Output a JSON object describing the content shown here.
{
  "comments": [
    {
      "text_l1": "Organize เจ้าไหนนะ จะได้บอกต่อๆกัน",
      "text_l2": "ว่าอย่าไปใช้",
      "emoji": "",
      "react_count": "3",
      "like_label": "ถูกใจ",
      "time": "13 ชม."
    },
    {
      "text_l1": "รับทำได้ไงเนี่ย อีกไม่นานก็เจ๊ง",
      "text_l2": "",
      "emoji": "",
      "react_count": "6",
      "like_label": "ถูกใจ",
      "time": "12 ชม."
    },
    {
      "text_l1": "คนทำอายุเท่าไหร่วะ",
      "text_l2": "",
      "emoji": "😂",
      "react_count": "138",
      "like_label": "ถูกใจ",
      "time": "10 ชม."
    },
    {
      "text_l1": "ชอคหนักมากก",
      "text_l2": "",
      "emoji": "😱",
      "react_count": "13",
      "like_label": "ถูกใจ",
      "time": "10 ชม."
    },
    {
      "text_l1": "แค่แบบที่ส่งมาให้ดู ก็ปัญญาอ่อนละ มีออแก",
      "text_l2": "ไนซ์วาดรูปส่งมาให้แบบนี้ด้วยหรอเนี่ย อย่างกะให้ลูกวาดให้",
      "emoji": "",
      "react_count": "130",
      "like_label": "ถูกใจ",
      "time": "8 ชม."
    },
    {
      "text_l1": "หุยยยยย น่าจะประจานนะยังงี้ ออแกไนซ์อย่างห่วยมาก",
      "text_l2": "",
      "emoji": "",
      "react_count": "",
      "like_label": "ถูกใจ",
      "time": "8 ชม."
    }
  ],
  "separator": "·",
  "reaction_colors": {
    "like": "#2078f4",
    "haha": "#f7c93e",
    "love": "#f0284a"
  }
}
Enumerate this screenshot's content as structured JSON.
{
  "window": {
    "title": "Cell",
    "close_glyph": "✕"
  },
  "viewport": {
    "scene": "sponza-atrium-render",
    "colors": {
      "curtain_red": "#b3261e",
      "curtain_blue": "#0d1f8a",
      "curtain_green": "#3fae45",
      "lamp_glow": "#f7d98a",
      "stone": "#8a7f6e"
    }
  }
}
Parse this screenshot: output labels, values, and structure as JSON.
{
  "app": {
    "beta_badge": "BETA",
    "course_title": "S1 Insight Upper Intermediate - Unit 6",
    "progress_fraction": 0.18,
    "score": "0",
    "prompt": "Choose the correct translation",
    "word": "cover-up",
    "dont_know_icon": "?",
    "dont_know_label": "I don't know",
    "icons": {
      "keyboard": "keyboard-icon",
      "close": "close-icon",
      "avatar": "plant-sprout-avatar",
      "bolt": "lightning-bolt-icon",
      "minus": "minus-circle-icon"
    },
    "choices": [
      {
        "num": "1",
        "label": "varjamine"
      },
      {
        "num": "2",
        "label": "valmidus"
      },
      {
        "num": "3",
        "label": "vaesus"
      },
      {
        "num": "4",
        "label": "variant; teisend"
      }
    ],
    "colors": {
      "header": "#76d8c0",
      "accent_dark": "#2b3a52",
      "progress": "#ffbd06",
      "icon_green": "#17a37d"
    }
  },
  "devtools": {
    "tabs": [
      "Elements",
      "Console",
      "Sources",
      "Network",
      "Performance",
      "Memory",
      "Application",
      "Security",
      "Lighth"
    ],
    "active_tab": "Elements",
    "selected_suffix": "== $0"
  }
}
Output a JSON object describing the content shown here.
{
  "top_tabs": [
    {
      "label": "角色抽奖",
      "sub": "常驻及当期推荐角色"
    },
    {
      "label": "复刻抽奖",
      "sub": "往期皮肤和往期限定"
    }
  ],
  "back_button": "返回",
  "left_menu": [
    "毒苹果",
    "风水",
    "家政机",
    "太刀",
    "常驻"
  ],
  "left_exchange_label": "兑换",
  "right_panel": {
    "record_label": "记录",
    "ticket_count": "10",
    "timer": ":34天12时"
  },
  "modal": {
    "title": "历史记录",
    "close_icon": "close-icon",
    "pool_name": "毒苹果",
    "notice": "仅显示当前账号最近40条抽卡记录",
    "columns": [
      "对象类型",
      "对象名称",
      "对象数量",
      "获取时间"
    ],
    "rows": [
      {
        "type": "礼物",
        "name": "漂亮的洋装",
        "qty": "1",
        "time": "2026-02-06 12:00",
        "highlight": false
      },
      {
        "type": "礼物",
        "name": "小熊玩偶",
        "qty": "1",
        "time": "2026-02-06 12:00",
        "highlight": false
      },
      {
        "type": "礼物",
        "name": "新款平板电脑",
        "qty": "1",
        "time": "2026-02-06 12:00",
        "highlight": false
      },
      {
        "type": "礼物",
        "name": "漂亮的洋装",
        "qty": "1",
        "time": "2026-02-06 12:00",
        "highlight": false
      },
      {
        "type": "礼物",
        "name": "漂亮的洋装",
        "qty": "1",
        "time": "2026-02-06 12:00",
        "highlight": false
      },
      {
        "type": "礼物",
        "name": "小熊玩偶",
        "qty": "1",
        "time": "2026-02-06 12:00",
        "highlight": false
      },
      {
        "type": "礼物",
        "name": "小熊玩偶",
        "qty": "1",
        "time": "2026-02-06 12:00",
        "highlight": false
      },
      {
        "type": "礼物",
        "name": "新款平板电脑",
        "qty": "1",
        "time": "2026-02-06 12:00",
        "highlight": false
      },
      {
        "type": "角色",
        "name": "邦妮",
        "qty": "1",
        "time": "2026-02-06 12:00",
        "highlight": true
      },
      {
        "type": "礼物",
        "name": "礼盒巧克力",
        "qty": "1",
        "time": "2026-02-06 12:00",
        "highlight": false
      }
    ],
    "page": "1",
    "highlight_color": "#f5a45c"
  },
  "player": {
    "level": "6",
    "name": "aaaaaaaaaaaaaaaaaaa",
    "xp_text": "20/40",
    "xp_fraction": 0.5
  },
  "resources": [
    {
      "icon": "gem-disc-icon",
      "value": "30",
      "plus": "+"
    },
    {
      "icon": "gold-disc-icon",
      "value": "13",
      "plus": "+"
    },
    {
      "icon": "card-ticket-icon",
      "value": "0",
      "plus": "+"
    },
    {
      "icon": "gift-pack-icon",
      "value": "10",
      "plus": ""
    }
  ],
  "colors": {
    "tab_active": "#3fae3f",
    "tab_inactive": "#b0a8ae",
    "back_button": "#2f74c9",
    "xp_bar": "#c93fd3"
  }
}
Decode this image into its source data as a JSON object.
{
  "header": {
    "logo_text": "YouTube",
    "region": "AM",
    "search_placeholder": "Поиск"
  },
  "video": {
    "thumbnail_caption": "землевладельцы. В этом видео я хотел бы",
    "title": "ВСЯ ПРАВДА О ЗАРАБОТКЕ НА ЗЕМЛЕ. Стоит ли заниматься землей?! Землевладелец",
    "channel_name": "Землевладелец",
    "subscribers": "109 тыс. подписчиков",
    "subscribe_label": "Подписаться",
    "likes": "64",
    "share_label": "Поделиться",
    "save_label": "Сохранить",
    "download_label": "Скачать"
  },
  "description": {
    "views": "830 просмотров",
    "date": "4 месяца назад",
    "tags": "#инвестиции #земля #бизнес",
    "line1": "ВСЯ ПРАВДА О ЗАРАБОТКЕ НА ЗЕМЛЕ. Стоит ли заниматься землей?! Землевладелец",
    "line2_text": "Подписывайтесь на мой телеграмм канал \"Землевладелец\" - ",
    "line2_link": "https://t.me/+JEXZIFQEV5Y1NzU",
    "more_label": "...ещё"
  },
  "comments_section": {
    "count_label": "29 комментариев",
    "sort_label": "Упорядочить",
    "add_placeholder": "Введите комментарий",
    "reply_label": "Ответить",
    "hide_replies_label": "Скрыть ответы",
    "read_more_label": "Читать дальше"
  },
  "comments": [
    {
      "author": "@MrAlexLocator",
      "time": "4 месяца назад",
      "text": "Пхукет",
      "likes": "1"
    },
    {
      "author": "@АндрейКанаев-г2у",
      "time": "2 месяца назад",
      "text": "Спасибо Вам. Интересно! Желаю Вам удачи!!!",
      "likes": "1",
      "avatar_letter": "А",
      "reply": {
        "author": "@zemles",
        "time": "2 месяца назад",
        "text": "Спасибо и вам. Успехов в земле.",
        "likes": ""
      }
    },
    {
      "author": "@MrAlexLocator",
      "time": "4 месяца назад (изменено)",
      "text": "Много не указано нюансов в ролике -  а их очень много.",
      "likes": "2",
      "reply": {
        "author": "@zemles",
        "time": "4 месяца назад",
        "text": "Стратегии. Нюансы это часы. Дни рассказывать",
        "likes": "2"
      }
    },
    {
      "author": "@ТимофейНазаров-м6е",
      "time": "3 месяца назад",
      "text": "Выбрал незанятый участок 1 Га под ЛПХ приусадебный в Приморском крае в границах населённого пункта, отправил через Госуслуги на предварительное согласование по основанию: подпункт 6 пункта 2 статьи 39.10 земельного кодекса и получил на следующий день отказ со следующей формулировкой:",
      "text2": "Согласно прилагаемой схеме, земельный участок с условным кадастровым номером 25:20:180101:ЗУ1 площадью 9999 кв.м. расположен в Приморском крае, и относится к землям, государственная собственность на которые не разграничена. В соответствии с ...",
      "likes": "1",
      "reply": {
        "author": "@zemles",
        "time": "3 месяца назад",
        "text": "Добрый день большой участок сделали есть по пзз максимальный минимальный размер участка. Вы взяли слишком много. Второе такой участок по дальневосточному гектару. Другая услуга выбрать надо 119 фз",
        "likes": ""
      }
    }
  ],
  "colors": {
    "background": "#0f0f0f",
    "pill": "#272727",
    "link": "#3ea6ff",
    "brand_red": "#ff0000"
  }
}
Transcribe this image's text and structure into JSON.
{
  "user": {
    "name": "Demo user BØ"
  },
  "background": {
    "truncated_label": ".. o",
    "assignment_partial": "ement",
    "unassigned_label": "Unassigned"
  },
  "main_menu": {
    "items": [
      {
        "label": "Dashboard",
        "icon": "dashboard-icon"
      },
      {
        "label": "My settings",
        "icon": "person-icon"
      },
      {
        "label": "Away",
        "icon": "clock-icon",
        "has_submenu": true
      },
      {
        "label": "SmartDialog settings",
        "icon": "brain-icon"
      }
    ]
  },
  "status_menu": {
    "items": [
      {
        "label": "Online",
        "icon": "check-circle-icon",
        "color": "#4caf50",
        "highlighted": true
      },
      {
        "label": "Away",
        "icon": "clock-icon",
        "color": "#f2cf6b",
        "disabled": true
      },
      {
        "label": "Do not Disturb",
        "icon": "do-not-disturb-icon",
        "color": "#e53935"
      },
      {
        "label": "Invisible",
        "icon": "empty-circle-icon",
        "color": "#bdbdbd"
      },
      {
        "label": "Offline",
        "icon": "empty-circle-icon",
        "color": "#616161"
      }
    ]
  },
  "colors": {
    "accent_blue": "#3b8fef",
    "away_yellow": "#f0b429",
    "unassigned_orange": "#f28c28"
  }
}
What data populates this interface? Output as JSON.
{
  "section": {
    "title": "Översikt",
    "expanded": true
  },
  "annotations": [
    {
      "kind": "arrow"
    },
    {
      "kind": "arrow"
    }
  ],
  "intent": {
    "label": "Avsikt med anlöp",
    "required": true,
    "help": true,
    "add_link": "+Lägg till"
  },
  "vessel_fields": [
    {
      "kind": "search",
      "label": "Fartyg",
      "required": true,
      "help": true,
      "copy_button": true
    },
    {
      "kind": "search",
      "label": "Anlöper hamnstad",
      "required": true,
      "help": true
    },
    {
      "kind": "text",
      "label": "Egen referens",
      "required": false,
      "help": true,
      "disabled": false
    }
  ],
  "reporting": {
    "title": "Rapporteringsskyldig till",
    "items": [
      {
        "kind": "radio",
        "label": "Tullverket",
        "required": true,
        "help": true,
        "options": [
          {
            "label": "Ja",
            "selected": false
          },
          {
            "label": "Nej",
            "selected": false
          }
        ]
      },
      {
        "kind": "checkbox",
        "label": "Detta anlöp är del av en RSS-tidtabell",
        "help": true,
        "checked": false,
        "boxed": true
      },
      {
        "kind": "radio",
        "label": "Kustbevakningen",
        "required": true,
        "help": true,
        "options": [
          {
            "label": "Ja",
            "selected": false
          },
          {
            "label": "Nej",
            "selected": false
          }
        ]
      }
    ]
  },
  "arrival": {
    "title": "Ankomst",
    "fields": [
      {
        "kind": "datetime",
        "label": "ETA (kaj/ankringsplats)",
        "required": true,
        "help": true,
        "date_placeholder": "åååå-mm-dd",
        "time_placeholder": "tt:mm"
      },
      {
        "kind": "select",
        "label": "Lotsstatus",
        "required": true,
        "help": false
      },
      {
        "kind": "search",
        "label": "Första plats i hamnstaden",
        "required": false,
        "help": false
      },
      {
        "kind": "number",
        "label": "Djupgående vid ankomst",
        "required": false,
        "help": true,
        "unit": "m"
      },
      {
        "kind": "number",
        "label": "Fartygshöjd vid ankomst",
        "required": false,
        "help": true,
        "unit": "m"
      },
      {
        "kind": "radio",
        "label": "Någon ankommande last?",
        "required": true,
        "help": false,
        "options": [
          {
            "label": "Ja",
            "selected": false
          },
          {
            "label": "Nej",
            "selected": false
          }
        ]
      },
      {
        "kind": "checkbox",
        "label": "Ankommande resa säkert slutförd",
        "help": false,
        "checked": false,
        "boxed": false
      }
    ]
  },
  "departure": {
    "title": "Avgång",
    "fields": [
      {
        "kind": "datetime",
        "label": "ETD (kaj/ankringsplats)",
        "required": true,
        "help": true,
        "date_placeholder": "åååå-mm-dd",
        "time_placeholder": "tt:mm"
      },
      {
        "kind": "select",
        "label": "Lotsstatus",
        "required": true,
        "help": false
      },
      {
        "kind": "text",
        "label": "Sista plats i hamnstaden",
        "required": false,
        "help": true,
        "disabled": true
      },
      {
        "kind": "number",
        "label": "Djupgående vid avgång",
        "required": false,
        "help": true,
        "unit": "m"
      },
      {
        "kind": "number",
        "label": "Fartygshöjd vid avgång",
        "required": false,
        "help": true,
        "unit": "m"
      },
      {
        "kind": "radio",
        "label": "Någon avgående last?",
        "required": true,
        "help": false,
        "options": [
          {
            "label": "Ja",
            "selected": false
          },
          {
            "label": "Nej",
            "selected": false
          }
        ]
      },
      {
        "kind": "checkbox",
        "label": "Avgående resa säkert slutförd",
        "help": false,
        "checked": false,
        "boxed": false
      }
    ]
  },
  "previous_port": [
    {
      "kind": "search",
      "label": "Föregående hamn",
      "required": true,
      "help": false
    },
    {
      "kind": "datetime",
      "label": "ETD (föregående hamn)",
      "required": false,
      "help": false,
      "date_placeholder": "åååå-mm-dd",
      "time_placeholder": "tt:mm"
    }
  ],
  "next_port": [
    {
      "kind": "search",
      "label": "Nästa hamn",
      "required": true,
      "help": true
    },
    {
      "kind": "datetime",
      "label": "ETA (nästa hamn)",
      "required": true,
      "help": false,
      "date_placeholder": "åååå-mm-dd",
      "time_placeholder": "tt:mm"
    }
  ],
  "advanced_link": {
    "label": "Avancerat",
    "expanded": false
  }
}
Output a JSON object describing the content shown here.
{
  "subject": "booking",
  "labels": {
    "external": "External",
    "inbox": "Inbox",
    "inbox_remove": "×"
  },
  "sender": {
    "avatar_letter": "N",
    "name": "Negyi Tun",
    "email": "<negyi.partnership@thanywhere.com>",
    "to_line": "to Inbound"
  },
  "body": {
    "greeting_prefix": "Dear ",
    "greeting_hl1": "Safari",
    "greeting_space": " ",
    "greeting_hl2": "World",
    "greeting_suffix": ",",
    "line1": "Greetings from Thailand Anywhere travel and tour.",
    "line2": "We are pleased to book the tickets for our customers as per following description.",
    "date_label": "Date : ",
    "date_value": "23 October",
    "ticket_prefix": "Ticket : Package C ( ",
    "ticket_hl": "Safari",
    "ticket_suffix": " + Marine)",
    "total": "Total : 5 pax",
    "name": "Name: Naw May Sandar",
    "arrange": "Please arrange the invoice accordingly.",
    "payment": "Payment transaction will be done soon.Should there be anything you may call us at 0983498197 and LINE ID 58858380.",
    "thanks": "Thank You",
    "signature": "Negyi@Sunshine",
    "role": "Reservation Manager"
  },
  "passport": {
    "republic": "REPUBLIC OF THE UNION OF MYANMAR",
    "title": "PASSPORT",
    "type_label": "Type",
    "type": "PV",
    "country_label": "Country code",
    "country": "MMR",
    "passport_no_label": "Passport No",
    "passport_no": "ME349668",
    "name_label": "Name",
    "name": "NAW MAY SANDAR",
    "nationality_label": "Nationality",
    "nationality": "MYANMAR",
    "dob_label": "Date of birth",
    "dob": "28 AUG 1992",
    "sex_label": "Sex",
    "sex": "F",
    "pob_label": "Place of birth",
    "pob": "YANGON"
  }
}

----------------------------------------

▸ **TASK BRIEF**
Your answer should be only a number: how many lines of the data above contain the string "Стоит"?

▸ **ANSWER FOR THIS EXERCISE**
2